Exercise requirements:
Reproduce the records below line for line, without changing anything, but omit the picture placeholders from your output.

Data shown:
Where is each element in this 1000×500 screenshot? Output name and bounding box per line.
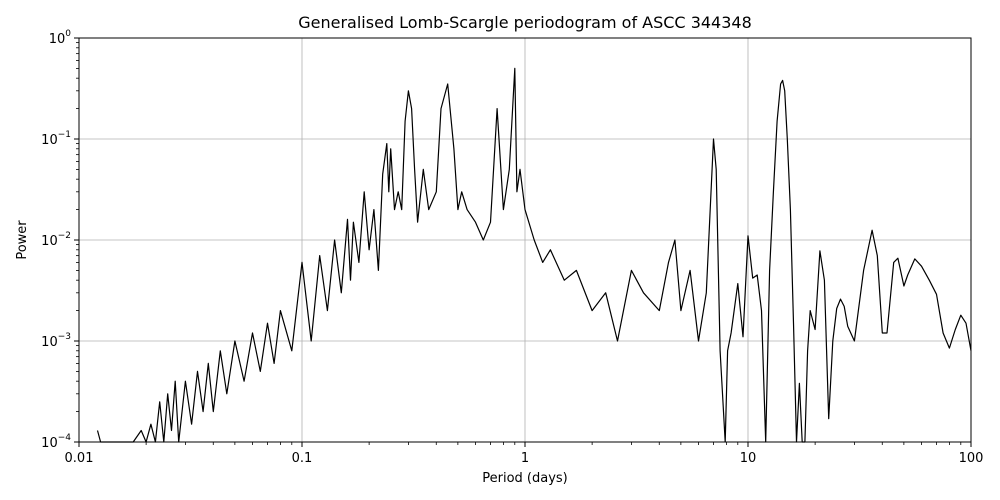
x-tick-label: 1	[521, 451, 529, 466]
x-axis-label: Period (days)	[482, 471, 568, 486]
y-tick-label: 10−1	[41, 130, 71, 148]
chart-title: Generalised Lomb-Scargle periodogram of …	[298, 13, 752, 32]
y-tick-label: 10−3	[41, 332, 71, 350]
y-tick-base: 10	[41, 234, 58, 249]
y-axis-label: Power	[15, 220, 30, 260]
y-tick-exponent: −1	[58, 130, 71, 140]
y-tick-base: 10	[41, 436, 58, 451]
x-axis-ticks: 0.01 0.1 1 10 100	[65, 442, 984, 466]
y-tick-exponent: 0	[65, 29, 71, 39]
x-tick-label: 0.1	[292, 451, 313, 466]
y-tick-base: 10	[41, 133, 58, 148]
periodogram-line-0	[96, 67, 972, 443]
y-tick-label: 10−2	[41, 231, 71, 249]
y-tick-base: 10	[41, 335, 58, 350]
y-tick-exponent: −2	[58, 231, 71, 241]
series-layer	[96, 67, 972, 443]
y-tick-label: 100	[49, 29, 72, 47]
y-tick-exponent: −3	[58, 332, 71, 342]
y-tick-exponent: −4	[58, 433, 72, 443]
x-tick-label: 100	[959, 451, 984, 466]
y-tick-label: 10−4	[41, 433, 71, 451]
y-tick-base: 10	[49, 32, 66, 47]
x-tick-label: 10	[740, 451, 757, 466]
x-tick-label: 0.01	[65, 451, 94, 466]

Problem solution:
Where is each element in this 1000×500 screenshot? Output name and bounding box per line.
x-tick-label: 1	[521, 451, 529, 466]
x-axis-label: Period (days)	[482, 471, 568, 486]
y-tick-label: 10−1	[41, 130, 71, 148]
chart-title: Generalised Lomb-Scargle periodogram of …	[298, 13, 752, 32]
y-tick-label: 10−3	[41, 332, 71, 350]
y-tick-base: 10	[41, 234, 58, 249]
y-axis-label: Power	[15, 220, 30, 260]
y-tick-exponent: −1	[58, 130, 71, 140]
y-tick-base: 10	[41, 436, 58, 451]
x-axis-ticks: 0.01 0.1 1 10 100	[65, 442, 984, 466]
y-tick-exponent: 0	[65, 29, 71, 39]
x-tick-label: 0.1	[292, 451, 313, 466]
y-tick-base: 10	[41, 133, 58, 148]
periodogram-line-0	[96, 67, 972, 443]
y-tick-label: 10−2	[41, 231, 71, 249]
y-tick-base: 10	[41, 335, 58, 350]
y-tick-exponent: −2	[58, 231, 71, 241]
series-layer	[96, 67, 972, 443]
y-tick-label: 100	[49, 29, 72, 47]
y-tick-exponent: −3	[58, 332, 71, 342]
y-tick-exponent: −4	[58, 433, 72, 443]
x-tick-label: 100	[959, 451, 984, 466]
y-tick-label: 10−4	[41, 433, 71, 451]
y-tick-base: 10	[49, 32, 66, 47]
x-tick-label: 10	[740, 451, 757, 466]
x-tick-label: 0.01	[65, 451, 94, 466]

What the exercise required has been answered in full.